:: Input for this task ::
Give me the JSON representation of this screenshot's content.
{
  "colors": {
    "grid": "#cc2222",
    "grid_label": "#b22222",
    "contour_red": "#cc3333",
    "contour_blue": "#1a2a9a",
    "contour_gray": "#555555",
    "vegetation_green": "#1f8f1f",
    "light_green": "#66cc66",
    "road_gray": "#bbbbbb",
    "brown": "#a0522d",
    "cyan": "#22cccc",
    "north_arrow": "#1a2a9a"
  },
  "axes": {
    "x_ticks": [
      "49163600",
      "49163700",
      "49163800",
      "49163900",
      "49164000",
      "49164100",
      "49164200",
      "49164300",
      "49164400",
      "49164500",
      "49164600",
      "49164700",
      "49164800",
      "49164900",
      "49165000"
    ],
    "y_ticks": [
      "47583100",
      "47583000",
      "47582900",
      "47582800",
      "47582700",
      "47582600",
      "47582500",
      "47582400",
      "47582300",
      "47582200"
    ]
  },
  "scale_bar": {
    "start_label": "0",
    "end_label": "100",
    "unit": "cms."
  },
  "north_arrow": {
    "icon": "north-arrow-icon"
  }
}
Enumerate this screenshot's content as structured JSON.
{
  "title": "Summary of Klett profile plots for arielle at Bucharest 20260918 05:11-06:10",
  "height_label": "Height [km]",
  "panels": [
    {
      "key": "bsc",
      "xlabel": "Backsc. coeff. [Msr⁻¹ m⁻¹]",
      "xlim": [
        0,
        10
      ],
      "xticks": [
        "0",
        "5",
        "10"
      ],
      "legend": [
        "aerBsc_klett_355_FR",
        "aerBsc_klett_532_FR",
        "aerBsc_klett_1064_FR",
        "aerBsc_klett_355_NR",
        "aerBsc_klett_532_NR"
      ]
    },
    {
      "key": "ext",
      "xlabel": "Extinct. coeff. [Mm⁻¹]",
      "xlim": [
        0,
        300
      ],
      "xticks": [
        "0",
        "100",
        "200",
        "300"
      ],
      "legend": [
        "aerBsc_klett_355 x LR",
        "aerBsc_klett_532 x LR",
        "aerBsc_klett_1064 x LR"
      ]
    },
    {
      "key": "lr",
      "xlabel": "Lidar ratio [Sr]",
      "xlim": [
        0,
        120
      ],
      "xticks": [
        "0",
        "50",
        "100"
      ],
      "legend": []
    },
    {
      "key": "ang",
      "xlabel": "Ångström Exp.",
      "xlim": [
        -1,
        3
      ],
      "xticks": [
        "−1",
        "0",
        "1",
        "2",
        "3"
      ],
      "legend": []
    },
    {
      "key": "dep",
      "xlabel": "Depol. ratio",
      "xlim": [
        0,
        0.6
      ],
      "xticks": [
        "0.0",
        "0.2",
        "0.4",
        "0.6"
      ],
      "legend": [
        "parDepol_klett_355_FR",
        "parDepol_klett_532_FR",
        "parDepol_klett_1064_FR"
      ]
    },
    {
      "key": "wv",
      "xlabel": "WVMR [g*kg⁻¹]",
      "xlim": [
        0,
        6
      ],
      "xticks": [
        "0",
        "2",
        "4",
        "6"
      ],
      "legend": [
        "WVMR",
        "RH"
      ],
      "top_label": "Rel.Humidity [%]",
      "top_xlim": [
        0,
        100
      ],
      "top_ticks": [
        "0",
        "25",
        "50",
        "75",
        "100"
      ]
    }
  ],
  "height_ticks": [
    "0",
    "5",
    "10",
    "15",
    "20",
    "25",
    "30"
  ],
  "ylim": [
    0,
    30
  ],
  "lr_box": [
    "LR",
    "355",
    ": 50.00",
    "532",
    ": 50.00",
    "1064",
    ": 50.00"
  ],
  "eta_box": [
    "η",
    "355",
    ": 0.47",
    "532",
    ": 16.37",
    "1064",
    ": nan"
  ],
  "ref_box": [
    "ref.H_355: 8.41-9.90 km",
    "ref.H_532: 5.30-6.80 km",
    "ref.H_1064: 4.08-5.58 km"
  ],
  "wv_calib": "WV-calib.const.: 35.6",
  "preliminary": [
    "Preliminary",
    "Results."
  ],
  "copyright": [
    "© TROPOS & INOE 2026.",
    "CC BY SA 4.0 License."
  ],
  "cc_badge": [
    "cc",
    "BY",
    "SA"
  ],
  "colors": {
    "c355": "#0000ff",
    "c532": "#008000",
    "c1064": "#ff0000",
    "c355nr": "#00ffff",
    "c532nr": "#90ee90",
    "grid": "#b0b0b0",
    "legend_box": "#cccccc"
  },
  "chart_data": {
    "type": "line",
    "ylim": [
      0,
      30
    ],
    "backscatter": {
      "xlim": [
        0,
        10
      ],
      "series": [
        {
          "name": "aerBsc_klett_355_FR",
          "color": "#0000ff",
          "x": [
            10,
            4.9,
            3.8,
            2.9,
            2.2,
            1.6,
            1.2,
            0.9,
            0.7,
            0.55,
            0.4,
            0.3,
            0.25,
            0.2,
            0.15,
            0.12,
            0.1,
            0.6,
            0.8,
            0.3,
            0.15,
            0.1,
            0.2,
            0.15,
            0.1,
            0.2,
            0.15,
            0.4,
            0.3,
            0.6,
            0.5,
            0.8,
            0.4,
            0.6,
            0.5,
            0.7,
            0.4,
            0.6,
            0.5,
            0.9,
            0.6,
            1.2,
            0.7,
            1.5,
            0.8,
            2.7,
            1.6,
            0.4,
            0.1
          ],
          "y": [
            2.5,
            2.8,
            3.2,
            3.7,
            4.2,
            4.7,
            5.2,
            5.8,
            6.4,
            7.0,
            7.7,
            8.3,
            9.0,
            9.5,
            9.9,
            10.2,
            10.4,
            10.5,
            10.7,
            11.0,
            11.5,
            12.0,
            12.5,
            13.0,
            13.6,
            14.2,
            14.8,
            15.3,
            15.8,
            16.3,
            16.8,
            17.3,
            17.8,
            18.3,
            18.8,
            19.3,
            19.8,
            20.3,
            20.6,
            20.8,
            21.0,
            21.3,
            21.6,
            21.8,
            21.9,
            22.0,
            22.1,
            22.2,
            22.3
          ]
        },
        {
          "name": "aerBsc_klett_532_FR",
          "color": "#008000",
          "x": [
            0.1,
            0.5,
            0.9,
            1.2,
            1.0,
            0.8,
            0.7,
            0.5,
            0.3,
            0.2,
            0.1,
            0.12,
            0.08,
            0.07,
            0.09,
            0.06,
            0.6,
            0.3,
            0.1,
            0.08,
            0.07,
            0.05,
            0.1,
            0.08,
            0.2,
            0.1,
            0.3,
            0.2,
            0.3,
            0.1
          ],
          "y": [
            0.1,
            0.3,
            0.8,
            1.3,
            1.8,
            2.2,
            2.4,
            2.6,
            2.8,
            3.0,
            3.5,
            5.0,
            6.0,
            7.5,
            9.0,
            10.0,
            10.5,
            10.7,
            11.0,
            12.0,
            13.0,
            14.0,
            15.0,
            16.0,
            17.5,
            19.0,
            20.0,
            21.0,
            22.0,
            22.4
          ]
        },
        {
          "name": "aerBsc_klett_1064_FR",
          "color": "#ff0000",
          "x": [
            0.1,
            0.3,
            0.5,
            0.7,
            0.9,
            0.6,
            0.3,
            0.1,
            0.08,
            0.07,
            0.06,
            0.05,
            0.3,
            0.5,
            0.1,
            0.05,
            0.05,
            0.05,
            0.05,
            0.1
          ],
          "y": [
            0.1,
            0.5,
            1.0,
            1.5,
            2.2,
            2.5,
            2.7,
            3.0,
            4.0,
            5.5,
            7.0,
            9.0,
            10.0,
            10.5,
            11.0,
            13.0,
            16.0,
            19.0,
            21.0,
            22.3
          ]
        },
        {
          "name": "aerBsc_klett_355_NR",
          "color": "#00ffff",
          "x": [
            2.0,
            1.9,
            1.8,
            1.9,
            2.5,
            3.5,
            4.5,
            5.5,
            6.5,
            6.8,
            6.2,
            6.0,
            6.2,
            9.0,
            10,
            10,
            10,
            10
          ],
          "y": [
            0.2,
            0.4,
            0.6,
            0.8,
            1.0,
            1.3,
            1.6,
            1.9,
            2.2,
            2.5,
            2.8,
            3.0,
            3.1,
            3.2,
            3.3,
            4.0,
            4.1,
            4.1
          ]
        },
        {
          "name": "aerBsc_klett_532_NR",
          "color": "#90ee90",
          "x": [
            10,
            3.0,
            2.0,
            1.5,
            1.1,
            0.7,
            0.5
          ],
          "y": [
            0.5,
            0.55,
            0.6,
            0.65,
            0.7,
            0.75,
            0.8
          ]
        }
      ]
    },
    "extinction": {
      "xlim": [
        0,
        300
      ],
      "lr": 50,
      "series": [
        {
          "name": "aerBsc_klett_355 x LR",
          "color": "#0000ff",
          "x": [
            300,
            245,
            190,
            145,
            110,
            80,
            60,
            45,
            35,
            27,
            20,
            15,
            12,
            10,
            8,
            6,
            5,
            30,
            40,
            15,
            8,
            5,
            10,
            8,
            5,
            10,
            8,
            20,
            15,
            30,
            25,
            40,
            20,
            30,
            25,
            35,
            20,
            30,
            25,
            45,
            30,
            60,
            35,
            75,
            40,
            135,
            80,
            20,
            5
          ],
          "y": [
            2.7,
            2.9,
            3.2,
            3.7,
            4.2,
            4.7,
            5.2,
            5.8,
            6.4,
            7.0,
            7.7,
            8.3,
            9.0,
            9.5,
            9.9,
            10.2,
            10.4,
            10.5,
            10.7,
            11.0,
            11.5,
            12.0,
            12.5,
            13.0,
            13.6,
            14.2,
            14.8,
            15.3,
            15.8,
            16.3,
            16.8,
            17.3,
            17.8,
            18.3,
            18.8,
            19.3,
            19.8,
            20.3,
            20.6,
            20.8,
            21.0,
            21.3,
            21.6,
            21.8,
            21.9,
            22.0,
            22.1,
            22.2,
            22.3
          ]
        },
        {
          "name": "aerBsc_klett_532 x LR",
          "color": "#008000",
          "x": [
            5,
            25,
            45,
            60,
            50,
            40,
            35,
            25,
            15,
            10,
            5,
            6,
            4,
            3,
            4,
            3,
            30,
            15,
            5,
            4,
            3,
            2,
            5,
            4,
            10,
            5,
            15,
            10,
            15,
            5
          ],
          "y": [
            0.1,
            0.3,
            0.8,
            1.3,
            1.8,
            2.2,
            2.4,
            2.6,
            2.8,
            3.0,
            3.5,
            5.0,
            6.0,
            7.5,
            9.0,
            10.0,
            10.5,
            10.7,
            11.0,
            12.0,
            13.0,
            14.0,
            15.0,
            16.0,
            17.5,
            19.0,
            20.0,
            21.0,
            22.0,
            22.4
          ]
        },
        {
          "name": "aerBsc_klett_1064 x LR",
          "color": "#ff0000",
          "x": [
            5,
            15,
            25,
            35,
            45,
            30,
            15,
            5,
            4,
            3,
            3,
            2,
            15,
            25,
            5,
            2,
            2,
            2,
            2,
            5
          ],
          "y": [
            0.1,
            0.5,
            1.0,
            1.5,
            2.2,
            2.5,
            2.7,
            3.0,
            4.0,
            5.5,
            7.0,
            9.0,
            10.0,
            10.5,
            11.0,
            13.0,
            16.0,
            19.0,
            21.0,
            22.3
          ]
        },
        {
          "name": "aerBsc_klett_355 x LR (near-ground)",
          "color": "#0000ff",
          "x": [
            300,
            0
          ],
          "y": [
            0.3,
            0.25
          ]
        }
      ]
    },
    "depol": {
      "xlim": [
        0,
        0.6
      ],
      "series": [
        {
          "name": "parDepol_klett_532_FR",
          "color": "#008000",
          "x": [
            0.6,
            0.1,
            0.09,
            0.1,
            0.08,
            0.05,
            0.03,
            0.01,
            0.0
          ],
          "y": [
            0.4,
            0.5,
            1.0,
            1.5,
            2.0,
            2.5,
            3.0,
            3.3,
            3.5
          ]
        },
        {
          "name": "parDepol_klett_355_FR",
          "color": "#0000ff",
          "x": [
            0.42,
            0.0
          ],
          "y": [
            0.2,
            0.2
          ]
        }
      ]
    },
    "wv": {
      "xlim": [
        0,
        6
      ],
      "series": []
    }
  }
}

:: Stated task ::
Copy every line of the listing where the word "xlabel" appears.

:: The solution ::
      "xlabel": "Backsc. coeff. [Msr⁻¹ m⁻¹]",
      "xlabel": "Extinct. coeff. [Mm⁻¹]",
      "xlabel": "Lidar ratio [Sr]",
      "xlabel": "Ångström Exp.",
      "xlabel": "Depol. ratio",
      "xlabel": "WVMR [g*kg⁻¹]",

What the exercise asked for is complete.